» **GIVEN PROBLEM**:
In the data below, locate each line with the word "وأما" and list it.

++++ LISTED RECORDS ++++

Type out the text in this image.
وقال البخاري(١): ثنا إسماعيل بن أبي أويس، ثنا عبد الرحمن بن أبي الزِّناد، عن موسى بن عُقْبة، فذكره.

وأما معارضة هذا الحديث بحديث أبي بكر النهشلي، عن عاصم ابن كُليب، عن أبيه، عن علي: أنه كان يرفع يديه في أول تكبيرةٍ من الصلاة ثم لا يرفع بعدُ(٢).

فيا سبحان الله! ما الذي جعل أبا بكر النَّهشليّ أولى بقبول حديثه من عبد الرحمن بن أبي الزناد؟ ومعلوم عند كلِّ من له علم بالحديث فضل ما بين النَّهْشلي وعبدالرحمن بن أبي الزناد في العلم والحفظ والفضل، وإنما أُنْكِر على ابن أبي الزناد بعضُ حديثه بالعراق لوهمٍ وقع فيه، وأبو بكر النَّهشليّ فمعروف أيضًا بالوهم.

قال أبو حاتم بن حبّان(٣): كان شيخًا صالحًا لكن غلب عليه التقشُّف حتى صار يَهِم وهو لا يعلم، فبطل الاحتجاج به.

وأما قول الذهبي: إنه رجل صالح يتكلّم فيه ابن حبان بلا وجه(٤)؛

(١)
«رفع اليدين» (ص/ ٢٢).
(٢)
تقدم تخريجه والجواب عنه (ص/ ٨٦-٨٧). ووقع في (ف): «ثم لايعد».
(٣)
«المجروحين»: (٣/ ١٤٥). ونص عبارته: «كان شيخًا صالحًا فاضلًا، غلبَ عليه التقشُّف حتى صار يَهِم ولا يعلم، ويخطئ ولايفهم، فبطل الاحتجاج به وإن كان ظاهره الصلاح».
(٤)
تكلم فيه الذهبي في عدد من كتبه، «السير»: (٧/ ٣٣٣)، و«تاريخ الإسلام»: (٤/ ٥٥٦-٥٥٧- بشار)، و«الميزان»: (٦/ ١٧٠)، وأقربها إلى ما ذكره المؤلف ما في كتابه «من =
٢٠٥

++++

» **FINAL RESULT**:
وأما معارضة هذا الحديث بحديث أبي بكر النهشلي، عن عاصم ابن كُليب، عن أبيه، عن علي: أنه كان يرفع يديه في أول تكبيرةٍ من الصلاة ثم لا يرفع بعدُ(٢).
وأما قول الذهبي: إنه رجل صالح يتكلّم فيه ابن حبان بلا وجه(٤)؛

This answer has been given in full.